Extracted records:
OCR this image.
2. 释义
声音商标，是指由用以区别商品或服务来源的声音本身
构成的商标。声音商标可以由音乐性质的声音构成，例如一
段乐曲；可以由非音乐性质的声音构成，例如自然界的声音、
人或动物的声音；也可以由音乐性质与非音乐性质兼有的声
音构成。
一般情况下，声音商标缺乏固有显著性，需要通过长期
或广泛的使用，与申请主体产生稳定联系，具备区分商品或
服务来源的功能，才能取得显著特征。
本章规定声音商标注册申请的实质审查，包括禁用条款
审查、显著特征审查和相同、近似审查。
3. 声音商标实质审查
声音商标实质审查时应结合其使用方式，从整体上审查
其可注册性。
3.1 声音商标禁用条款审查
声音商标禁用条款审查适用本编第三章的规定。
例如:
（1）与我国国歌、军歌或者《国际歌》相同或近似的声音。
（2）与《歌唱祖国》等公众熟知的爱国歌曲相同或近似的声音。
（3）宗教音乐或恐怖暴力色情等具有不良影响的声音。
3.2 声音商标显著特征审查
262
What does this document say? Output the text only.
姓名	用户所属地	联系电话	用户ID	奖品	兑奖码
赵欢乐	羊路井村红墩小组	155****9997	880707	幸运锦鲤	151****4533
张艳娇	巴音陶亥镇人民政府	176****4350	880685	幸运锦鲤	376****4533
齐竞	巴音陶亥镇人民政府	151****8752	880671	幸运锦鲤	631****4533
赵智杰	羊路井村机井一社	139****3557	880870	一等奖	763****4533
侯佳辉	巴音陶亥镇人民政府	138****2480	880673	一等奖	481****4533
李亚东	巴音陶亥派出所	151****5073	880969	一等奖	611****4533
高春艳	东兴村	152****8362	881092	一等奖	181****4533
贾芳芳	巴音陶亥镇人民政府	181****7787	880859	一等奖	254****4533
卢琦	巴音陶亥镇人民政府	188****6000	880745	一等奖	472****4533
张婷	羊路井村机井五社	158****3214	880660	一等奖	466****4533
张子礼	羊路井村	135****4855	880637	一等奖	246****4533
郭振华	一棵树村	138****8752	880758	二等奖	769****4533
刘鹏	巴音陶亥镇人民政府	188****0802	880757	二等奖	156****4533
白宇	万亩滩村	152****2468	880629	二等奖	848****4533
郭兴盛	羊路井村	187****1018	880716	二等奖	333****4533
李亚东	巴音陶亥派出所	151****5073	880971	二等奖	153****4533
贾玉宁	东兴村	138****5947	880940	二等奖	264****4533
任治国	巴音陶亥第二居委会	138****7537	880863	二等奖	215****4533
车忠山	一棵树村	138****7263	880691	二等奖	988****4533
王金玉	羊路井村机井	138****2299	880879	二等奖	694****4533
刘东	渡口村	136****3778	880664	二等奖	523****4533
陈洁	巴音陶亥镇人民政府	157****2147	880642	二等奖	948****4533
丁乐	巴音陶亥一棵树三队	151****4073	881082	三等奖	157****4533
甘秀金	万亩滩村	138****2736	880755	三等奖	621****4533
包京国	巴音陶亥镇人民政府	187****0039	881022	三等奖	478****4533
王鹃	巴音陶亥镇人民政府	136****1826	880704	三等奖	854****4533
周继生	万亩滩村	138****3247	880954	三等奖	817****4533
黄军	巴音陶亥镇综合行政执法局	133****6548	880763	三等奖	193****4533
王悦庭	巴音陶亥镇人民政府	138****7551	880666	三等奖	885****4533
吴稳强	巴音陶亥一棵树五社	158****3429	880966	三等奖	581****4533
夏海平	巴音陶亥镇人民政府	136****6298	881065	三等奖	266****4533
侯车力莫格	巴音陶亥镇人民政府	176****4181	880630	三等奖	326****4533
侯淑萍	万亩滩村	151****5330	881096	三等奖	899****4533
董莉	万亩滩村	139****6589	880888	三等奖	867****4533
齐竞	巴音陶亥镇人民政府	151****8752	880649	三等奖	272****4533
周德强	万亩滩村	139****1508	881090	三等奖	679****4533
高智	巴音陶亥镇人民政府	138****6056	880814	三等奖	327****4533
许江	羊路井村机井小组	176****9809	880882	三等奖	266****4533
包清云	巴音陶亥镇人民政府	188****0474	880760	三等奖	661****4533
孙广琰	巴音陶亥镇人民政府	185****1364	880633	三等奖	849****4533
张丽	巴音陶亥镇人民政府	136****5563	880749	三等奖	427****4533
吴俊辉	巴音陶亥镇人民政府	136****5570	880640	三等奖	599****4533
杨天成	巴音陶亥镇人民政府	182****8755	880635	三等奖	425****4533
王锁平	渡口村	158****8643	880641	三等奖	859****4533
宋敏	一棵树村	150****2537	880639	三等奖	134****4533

To be done:
Print exactly the lines from the one with "What does this" through the end of the data, inclusive.

Solution:
What does this document say? Output the text only.
姓名	用户所属地	联系电话	用户ID	奖品	兑奖码
赵欢乐	羊路井村红墩小组	155****9997	880707	幸运锦鲤	151****4533
张艳娇	巴音陶亥镇人民政府	176****4350	880685	幸运锦鲤	376****4533
齐竞	巴音陶亥镇人民政府	151****8752	880671	幸运锦鲤	631****4533
赵智杰	羊路井村机井一社	139****3557	880870	一等奖	763****4533
侯佳辉	巴音陶亥镇人民政府	138****2480	880673	一等奖	481****4533
李亚东	巴音陶亥派出所	151****5073	880969	一等奖	611****4533
高春艳	东兴村	152****8362	881092	一等奖	181****4533
贾芳芳	巴音陶亥镇人民政府	181****7787	880859	一等奖	254****4533
卢琦	巴音陶亥镇人民政府	188****6000	880745	一等奖	472****4533
张婷	羊路井村机井五社	158****3214	880660	一等奖	466****4533
张子礼	羊路井村	135****4855	880637	一等奖	246****4533
郭振华	一棵树村	138****8752	880758	二等奖	769****4533
刘鹏	巴音陶亥镇人民政府	188****0802	880757	二等奖	156****4533
白宇	万亩滩村	152****2468	880629	二等奖	848****4533
郭兴盛	羊路井村	187****1018	880716	二等奖	333****4533
李亚东	巴音陶亥派出所	151****5073	880971	二等奖	153****4533
贾玉宁	东兴村	138****5947	880940	二等奖	264****4533
任治国	巴音陶亥第二居委会	138****7537	880863	二等奖	215****4533
车忠山	一棵树村	138****7263	880691	二等奖	988****4533
王金玉	羊路井村机井	138****2299	880879	二等奖	694****4533
刘东	渡口村	136****3778	880664	二等奖	523****4533
陈洁	巴音陶亥镇人民政府	157****2147	880642	二等奖	948****4533
丁乐	巴音陶亥一棵树三队	151****4073	881082	三等奖	157****4533
甘秀金	万亩滩村	138****2736	880755	三等奖	621****4533
包京国	巴音陶亥镇人民政府	187****0039	881022	三等奖	478****4533
王鹃	巴音陶亥镇人民政府	136****1826	880704	三等奖	854****4533
周继生	万亩滩村	138****3247	880954	三等奖	817****4533
黄军	巴音陶亥镇综合行政执法局	133****6548	880763	三等奖	193****4533
王悦庭	巴音陶亥镇人民政府	138****7551	880666	三等奖	885****4533
吴稳强	巴音陶亥一棵树五社	158****3429	880966	三等奖	581****4533
夏海平	巴音陶亥镇人民政府	136****6298	881065	三等奖	266****4533
侯车力莫格	巴音陶亥镇人民政府	176****4181	880630	三等奖	326****4533
侯淑萍	万亩滩村	151****5330	881096	三等奖	899****4533
董莉	万亩滩村	139****6589	880888	三等奖	867****4533
齐竞	巴音陶亥镇人民政府	151****8752	880649	三等奖	272****4533
周德强	万亩滩村	139****1508	881090	三等奖	679****4533
高智	巴音陶亥镇人民政府	138****6056	880814	三等奖	327****4533
许江	羊路井村机井小组	176****9809	880882	三等奖	266****4533
包清云	巴音陶亥镇人民政府	188****0474	880760	三等奖	661****4533
孙广琰	巴音陶亥镇人民政府	185****1364	880633	三等奖	849****4533
张丽	巴音陶亥镇人民政府	136****5563	880749	三等奖	427****4533
吴俊辉	巴音陶亥镇人民政府	136****5570	880640	三等奖	599****4533
杨天成	巴音陶亥镇人民政府	182****8755	880635	三等奖	425****4533
王锁平	渡口村	158****8643	880641	三等奖	859****4533
宋敏	一棵树村	150****2537	880639	三等奖	134****4533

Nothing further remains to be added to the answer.